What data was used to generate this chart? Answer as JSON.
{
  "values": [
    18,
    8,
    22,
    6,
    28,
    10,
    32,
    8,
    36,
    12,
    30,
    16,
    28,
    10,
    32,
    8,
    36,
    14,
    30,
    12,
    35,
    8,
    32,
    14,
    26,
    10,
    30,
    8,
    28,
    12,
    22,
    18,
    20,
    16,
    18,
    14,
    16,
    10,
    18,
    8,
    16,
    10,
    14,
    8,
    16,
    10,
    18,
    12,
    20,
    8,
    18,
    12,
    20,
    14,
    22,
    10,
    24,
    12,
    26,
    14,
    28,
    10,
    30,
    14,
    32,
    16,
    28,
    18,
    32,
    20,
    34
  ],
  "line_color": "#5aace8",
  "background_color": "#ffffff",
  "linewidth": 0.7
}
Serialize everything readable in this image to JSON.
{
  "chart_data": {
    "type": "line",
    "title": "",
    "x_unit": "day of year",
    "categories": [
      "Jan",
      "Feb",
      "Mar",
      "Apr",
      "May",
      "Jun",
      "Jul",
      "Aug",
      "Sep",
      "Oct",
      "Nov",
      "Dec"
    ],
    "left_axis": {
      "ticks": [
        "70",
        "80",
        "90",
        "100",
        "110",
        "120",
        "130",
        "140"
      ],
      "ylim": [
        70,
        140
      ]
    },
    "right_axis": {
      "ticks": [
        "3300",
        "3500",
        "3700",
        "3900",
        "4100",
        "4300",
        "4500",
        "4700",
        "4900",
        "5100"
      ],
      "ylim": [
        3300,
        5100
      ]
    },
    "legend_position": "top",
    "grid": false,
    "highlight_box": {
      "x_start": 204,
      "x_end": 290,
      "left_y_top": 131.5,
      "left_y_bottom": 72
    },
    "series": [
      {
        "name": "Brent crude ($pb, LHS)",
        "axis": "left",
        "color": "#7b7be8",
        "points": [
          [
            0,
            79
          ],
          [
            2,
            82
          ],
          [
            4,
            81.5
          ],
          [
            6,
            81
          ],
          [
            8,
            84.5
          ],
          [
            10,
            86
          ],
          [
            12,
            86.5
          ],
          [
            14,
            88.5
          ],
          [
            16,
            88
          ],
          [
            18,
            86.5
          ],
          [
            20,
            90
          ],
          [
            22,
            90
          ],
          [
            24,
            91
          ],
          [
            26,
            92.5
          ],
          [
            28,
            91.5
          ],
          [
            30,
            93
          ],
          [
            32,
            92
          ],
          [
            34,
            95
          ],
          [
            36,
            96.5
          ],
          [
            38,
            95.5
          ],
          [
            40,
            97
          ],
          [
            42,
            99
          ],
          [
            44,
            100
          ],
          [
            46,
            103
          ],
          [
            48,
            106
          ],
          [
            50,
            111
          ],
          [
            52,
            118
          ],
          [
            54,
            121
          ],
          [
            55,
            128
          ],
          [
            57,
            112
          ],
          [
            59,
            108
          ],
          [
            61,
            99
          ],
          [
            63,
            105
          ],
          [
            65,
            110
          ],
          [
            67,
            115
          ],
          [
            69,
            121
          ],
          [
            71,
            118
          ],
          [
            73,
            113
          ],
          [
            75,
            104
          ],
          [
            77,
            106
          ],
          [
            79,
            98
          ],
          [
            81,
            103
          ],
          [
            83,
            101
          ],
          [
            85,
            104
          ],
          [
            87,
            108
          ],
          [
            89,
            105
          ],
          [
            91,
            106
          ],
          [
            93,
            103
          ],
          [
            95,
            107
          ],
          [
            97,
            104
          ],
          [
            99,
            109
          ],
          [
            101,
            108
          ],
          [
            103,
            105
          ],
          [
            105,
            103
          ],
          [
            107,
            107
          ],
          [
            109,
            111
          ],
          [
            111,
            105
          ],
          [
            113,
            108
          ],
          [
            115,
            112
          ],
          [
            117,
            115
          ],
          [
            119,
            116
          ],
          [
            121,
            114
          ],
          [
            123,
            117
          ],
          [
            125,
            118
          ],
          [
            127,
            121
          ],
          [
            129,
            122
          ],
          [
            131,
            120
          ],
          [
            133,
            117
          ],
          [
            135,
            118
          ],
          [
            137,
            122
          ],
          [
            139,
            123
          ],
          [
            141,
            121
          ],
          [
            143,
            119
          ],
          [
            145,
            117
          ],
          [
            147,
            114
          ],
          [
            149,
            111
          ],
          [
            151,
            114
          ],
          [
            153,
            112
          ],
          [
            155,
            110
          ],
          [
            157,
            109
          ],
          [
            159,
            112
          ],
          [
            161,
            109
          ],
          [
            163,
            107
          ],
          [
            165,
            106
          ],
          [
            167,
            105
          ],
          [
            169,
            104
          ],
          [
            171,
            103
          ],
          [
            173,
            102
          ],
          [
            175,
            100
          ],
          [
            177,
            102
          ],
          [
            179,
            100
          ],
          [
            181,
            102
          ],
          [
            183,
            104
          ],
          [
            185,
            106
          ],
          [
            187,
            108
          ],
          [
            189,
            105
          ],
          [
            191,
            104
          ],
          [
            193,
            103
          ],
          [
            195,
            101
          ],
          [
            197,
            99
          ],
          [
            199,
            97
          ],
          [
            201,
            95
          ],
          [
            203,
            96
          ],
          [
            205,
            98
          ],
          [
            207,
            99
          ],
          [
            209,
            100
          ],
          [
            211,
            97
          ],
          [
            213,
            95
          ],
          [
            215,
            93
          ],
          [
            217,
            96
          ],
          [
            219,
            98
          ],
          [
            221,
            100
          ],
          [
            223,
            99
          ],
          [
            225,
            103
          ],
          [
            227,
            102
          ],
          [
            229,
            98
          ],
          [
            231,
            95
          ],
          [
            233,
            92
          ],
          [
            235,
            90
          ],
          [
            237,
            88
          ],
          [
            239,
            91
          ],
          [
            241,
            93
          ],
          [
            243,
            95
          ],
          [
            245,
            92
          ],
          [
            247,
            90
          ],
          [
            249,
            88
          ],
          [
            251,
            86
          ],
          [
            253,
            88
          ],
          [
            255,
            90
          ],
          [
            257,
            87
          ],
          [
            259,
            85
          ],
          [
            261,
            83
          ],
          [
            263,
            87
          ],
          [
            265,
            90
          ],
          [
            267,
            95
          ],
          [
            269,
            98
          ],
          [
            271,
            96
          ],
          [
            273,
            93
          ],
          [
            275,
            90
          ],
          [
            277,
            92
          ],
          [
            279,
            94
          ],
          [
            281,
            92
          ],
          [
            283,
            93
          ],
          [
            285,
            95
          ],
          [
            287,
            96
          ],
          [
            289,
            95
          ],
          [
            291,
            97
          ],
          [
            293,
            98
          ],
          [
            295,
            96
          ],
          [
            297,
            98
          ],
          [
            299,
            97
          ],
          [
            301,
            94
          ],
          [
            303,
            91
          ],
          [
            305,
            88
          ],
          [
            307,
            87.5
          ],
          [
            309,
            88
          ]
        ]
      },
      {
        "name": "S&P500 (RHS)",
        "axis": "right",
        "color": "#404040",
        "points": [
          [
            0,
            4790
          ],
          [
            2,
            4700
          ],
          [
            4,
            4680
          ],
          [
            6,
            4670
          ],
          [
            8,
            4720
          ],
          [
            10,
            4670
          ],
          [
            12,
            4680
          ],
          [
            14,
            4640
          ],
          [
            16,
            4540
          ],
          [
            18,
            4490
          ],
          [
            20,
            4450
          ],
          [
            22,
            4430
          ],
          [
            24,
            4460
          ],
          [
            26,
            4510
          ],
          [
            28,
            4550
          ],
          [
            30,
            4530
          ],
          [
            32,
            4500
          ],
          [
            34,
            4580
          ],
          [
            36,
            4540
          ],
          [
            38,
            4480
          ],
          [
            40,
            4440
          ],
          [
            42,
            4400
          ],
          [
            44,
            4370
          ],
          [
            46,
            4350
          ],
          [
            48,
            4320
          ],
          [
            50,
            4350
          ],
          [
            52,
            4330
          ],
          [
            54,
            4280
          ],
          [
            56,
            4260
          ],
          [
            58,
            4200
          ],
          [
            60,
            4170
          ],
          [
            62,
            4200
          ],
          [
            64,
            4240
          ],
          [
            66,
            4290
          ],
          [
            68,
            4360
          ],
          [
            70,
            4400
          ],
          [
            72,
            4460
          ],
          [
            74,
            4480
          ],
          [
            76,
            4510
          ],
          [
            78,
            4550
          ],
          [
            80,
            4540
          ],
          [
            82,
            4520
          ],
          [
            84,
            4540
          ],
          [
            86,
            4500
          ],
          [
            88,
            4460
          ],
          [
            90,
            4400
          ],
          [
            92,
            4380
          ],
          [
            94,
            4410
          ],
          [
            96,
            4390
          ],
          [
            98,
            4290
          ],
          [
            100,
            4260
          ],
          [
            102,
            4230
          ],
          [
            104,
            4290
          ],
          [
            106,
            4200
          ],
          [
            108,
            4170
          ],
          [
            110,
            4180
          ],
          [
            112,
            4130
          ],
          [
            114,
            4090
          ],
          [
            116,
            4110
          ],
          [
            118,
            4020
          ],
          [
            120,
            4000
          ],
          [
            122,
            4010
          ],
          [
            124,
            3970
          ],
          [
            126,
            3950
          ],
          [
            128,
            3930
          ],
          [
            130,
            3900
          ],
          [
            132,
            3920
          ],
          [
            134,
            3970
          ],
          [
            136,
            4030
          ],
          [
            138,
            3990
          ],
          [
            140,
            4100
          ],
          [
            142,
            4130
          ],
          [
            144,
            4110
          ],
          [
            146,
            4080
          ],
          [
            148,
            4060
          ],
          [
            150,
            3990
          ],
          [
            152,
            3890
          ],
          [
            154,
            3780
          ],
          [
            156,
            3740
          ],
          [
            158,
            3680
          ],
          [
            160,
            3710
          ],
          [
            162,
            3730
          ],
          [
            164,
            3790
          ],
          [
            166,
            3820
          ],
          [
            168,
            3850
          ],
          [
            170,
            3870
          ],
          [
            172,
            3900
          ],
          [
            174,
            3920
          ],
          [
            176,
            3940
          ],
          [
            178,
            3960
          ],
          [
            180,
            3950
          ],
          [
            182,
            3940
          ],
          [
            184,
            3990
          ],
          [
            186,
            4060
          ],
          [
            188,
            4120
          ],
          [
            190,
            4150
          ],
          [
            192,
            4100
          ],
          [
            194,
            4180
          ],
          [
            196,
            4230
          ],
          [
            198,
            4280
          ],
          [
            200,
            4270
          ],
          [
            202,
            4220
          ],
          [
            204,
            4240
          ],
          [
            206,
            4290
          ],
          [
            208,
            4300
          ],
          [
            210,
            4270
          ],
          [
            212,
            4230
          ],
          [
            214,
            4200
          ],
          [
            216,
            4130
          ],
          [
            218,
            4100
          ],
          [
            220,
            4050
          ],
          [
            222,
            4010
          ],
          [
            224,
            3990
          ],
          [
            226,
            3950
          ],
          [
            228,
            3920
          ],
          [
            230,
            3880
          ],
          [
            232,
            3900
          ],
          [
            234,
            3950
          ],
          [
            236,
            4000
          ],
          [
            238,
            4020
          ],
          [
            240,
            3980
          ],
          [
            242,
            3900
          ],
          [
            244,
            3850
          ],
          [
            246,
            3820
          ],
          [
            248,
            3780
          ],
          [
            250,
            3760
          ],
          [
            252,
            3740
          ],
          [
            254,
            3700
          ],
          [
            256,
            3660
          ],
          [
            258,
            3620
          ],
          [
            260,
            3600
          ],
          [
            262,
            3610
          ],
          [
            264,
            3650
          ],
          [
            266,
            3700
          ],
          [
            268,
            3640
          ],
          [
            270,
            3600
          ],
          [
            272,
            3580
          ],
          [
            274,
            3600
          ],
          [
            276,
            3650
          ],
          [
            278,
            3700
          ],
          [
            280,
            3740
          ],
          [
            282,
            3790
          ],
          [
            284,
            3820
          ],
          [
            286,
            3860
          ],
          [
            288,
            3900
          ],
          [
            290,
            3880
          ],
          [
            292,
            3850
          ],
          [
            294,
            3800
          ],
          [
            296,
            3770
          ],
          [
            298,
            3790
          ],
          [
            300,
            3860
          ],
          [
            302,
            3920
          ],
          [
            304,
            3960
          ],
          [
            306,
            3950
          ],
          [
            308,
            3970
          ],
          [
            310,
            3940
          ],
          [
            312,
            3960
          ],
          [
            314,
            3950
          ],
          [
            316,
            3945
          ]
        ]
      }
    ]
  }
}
______________________________
State how many lines in the entries above include the word "this"; reply with the number alone.

▸ WRITTEN SOLUTION:
2